▶ [Task directions]: Leave out the pictures and copy everything else below exactly.

[Dataset records]
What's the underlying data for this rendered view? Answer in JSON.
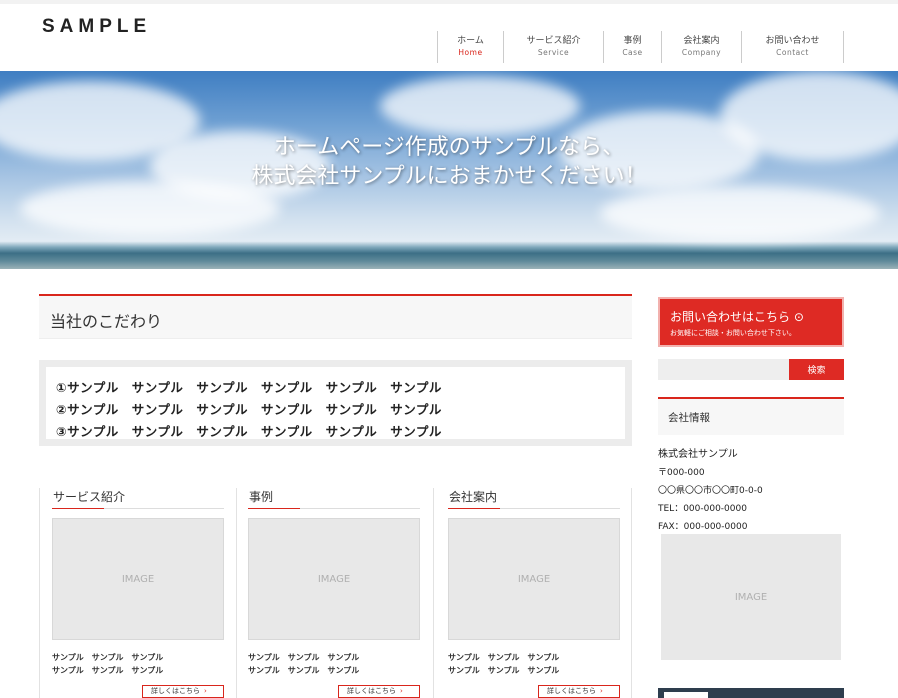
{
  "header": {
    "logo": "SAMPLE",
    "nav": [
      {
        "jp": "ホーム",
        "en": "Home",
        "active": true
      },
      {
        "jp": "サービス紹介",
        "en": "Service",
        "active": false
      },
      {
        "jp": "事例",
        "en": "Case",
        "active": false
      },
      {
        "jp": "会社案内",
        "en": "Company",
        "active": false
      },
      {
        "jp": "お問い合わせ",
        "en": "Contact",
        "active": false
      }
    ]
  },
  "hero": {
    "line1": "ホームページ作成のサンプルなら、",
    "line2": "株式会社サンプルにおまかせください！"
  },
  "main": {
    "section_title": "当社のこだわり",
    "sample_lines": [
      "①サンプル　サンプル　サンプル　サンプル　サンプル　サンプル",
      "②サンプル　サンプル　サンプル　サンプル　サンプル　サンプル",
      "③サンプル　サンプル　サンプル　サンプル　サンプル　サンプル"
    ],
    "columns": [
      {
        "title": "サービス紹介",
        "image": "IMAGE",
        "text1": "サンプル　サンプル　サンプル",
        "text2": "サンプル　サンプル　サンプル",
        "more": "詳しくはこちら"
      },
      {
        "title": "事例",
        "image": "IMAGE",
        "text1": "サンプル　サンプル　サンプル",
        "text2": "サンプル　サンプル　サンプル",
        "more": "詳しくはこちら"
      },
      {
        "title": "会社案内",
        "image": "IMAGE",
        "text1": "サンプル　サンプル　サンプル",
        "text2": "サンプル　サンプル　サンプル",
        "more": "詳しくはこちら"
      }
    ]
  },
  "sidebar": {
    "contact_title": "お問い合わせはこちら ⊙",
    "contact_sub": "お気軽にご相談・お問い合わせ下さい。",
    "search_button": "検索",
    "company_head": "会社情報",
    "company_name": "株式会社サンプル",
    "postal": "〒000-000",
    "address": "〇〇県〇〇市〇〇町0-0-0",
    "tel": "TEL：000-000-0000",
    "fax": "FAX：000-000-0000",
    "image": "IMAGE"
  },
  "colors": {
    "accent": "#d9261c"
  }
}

▶ [Expected output]:
What's the underlying data for this rendered view? Answer in JSON.
{
  "header": {
    "logo": "SAMPLE",
    "nav": [
      {
        "jp": "ホーム",
        "en": "Home",
        "active": true
      },
      {
        "jp": "サービス紹介",
        "en": "Service",
        "active": false
      },
      {
        "jp": "事例",
        "en": "Case",
        "active": false
      },
      {
        "jp": "会社案内",
        "en": "Company",
        "active": false
      },
      {
        "jp": "お問い合わせ",
        "en": "Contact",
        "active": false
      }
    ]
  },
  "hero": {
    "line1": "ホームページ作成のサンプルなら、",
    "line2": "株式会社サンプルにおまかせください！"
  },
  "main": {
    "section_title": "当社のこだわり",
    "sample_lines": [
      "①サンプル　サンプル　サンプル　サンプル　サンプル　サンプル",
      "②サンプル　サンプル　サンプル　サンプル　サンプル　サンプル",
      "③サンプル　サンプル　サンプル　サンプル　サンプル　サンプル"
    ],
    "columns": [
      {
        "title": "サービス紹介",
        "image": "IMAGE",
        "text1": "サンプル　サンプル　サンプル",
        "text2": "サンプル　サンプル　サンプル",
        "more": "詳しくはこちら"
      },
      {
        "title": "事例",
        "image": "IMAGE",
        "text1": "サンプル　サンプル　サンプル",
        "text2": "サンプル　サンプル　サンプル",
        "more": "詳しくはこちら"
      },
      {
        "title": "会社案内",
        "image": "IMAGE",
        "text1": "サンプル　サンプル　サンプル",
        "text2": "サンプル　サンプル　サンプル",
        "more": "詳しくはこちら"
      }
    ]
  },
  "sidebar": {
    "contact_title": "お問い合わせはこちら ⊙",
    "contact_sub": "お気軽にご相談・お問い合わせ下さい。",
    "search_button": "検索",
    "company_head": "会社情報",
    "company_name": "株式会社サンプル",
    "postal": "〒000-000",
    "address": "〇〇県〇〇市〇〇町0-0-0",
    "tel": "TEL：000-000-0000",
    "fax": "FAX：000-000-0000",
    "image": "IMAGE"
  },
  "colors": {
    "accent": "#d9261c"
  }
}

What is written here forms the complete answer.